- **Short task**
Return all lines with the word "author" in them.

- **Records for the task**
================

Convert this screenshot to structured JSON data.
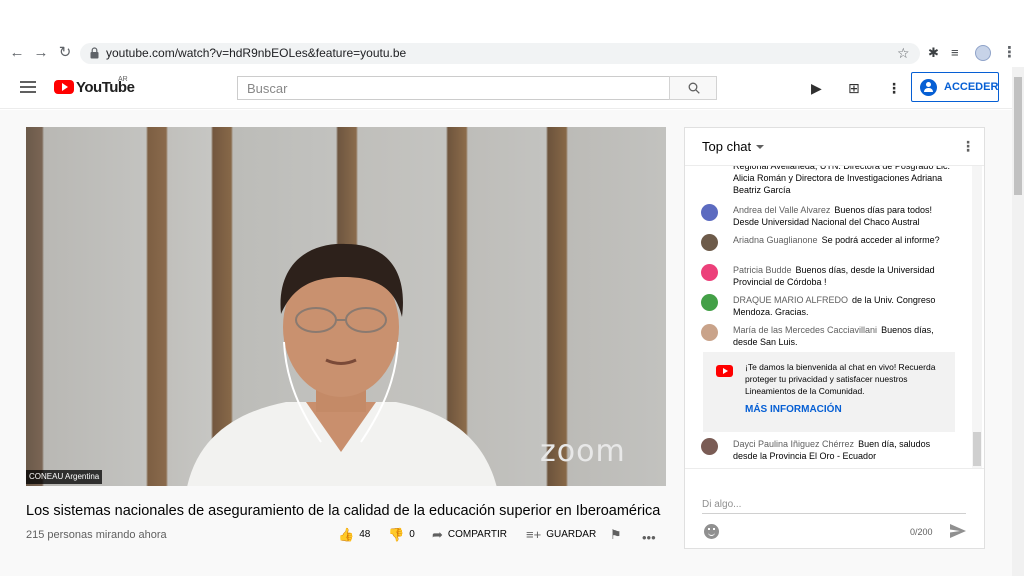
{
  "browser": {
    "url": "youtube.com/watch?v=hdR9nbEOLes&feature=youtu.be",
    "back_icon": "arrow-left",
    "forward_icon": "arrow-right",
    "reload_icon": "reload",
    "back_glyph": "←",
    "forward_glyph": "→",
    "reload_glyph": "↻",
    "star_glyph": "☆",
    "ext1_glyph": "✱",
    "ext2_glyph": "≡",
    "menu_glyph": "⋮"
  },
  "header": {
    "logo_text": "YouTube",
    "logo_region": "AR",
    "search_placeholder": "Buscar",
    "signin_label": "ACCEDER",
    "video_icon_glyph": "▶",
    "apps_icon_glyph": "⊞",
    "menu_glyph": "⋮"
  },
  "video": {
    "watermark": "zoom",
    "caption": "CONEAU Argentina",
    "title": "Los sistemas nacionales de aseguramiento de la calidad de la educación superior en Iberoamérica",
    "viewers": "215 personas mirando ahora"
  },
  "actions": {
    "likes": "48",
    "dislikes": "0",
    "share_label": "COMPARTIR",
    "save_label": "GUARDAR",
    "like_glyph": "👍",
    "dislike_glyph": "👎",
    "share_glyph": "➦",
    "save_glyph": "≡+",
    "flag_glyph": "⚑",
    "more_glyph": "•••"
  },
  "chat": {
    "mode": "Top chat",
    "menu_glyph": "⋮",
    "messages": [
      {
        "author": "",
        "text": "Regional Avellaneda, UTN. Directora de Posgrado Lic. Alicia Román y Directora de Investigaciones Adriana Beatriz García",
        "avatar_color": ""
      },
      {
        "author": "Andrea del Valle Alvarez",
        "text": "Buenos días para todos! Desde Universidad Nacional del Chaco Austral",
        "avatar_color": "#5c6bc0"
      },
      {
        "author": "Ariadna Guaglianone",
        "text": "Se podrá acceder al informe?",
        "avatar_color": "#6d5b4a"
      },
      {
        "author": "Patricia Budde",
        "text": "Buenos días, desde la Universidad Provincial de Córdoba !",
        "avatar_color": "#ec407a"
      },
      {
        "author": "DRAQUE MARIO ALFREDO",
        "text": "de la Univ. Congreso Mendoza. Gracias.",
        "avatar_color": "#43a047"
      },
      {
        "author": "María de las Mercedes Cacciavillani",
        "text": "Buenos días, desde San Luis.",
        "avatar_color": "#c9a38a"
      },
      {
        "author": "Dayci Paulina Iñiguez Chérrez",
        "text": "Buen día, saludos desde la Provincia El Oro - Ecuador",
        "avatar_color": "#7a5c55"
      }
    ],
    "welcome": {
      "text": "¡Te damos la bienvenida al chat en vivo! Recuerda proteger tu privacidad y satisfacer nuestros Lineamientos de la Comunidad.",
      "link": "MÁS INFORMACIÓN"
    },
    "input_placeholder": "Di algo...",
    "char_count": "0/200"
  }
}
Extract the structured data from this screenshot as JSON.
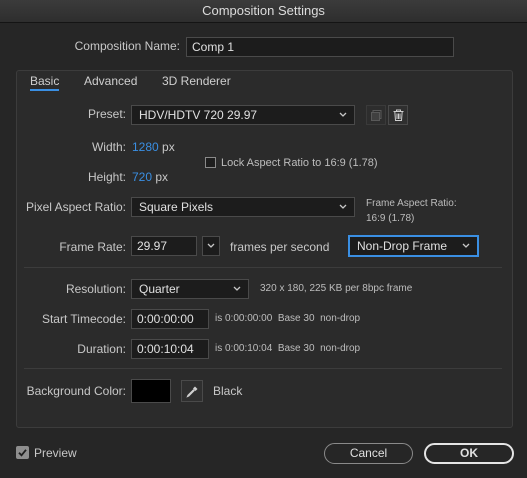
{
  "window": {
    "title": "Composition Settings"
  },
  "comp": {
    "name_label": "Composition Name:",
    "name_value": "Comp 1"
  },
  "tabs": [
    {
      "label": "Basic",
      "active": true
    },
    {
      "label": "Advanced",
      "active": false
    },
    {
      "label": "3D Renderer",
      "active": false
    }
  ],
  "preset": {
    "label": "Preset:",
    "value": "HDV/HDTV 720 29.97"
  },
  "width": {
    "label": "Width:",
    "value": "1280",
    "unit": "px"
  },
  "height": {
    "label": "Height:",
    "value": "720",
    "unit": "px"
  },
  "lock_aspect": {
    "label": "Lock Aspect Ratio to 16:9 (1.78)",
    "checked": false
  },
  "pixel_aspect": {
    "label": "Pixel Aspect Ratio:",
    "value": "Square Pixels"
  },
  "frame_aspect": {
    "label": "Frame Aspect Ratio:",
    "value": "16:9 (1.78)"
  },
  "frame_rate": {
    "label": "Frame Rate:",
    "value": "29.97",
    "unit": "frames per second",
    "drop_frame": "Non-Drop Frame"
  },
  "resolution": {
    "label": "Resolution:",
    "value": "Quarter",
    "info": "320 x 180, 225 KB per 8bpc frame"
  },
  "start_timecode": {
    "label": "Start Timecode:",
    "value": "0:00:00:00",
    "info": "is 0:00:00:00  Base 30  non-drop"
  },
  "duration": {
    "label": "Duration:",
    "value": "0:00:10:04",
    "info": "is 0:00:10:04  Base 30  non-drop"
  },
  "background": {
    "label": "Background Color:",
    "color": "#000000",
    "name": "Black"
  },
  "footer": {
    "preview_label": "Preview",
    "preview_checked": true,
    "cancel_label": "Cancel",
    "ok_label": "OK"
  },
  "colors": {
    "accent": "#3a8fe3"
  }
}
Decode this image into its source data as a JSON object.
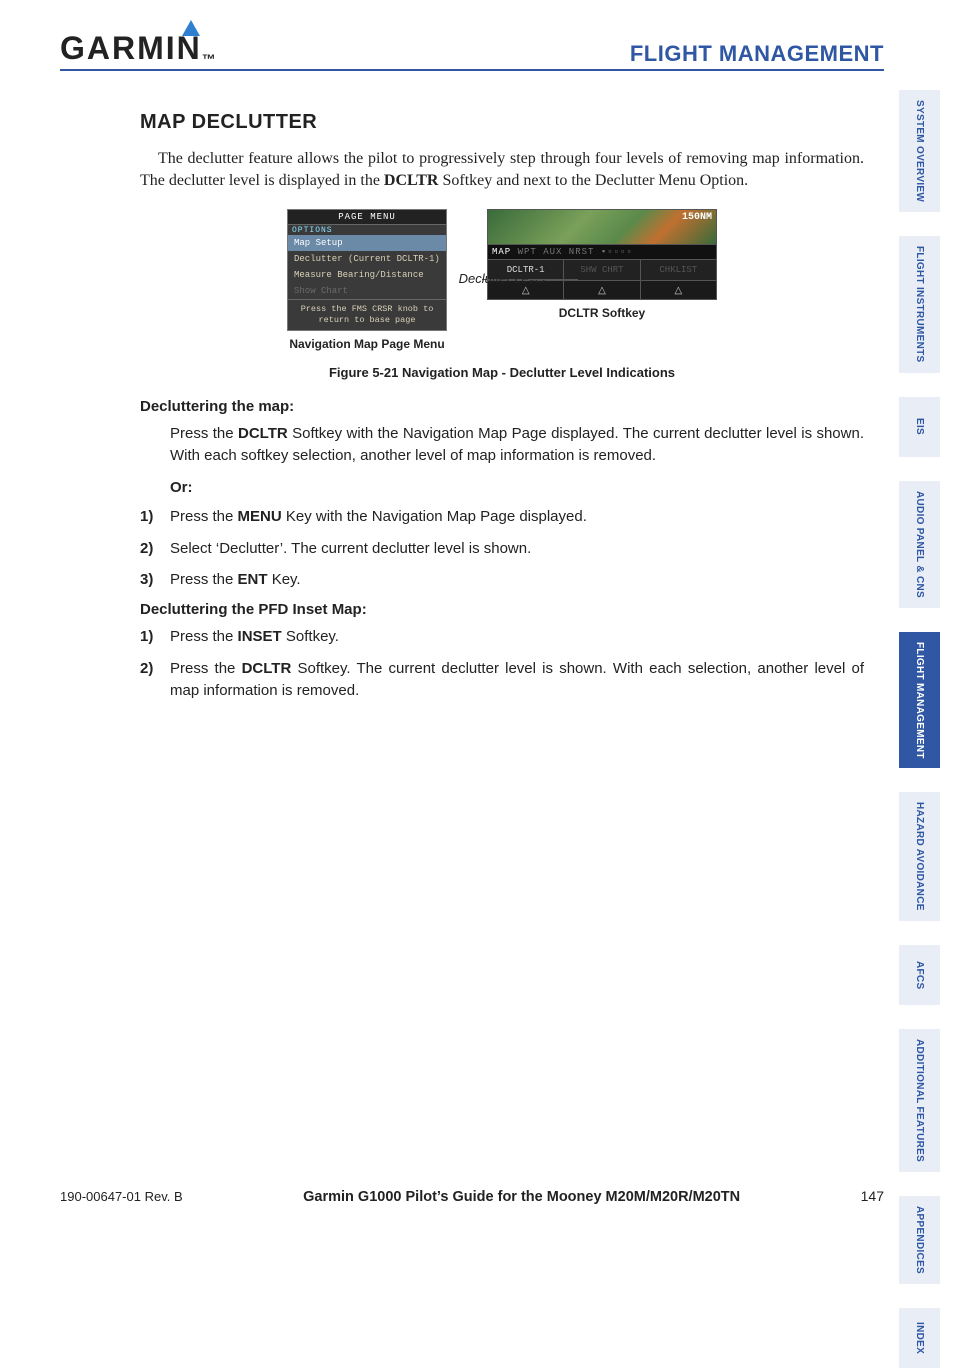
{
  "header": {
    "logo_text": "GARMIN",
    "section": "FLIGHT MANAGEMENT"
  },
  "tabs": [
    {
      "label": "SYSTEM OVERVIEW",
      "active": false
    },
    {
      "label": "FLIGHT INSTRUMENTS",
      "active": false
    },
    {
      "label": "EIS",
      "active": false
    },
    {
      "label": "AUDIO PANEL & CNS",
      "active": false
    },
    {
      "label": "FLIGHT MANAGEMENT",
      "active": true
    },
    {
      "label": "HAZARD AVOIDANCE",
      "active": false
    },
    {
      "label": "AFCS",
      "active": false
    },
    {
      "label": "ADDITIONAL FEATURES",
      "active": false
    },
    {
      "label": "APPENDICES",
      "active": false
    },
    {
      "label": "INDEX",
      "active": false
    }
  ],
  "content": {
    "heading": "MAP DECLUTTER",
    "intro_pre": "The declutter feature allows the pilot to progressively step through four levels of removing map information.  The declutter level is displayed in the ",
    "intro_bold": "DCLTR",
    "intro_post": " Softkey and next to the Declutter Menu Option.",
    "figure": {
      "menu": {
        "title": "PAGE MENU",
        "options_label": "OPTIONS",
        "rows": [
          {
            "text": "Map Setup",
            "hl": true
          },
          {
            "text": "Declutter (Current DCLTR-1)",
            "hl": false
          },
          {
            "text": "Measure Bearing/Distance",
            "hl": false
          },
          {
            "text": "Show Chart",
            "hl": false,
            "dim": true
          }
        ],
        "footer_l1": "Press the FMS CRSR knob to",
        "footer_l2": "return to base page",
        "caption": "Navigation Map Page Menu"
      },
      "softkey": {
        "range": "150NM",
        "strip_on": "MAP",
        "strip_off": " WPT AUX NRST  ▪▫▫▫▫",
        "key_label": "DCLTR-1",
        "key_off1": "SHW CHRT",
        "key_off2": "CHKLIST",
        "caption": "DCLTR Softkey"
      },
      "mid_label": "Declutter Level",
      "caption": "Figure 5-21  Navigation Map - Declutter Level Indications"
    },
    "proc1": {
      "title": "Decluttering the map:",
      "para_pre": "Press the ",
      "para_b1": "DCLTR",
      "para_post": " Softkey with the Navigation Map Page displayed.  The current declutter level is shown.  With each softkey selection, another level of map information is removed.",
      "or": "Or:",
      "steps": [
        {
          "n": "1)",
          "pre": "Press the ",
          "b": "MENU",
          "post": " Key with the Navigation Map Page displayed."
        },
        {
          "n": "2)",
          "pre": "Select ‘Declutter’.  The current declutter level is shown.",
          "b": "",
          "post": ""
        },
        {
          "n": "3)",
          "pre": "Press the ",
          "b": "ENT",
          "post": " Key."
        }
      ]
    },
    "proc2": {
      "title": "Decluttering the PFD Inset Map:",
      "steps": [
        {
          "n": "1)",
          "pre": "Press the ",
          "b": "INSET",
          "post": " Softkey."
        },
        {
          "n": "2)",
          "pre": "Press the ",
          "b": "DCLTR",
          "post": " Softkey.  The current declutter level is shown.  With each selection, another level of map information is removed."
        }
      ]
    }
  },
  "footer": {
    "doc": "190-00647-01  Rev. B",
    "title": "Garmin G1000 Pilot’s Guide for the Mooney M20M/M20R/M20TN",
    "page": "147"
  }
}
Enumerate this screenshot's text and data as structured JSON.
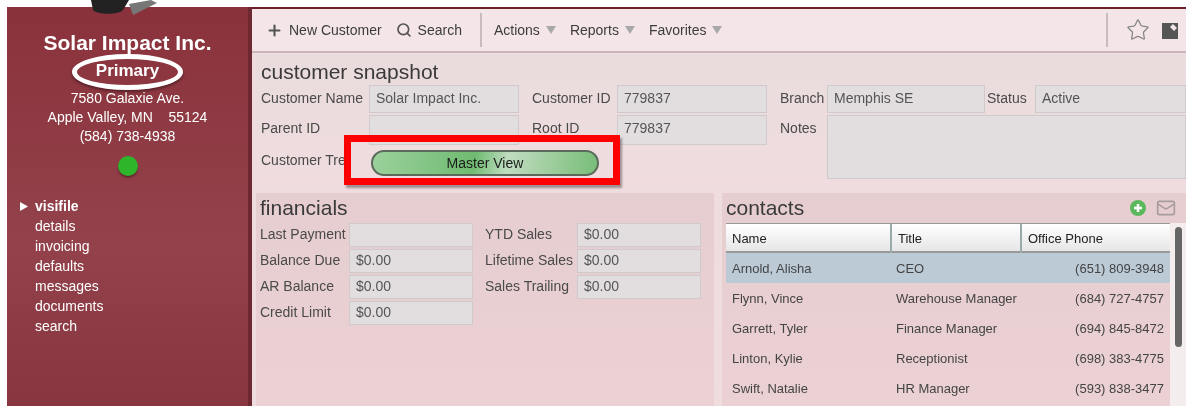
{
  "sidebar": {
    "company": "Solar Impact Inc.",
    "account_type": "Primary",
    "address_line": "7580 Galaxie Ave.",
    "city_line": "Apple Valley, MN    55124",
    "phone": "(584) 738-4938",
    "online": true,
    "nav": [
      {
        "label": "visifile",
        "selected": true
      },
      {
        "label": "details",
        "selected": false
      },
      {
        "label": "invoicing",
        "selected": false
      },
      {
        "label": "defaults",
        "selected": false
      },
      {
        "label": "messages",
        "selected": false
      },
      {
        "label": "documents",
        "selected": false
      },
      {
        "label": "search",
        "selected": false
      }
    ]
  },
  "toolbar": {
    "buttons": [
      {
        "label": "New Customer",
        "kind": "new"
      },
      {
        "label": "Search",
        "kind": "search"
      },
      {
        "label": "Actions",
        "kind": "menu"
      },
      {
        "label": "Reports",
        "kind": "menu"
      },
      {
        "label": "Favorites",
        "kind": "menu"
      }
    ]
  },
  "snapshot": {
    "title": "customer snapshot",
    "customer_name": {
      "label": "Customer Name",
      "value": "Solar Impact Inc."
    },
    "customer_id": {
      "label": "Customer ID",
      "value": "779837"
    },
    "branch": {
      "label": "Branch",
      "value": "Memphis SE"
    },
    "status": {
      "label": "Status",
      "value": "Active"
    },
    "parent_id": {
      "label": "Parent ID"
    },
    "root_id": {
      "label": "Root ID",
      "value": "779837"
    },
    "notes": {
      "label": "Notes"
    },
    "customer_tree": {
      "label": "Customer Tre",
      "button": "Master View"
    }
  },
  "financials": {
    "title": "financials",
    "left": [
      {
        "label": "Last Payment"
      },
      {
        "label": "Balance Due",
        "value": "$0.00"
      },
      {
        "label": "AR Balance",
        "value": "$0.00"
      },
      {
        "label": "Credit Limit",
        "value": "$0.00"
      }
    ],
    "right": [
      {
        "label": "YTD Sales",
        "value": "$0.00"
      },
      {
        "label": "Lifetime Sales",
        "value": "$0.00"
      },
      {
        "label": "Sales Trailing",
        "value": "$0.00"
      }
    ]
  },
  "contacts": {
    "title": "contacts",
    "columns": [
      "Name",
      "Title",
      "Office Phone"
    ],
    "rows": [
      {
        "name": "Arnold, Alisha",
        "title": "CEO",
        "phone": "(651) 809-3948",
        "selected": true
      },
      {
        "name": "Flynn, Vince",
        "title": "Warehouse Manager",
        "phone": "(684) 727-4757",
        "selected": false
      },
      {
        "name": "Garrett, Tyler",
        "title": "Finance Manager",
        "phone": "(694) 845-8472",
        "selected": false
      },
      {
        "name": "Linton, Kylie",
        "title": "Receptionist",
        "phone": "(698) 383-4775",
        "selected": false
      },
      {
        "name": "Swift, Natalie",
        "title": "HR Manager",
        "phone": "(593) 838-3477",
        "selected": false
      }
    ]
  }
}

================

- **Solution below**
        "author": "",
        "author": "Andrea del Valle Alvarez",
        "author": "Ariadna Guaglianone",
        "author": "Patricia Budde",
        "author": "DRAQUE MARIO ALFREDO",
        "author": "María de las Mercedes Cacciavillani",
        "author": "Dayci Paulina Iñiguez Chérrez",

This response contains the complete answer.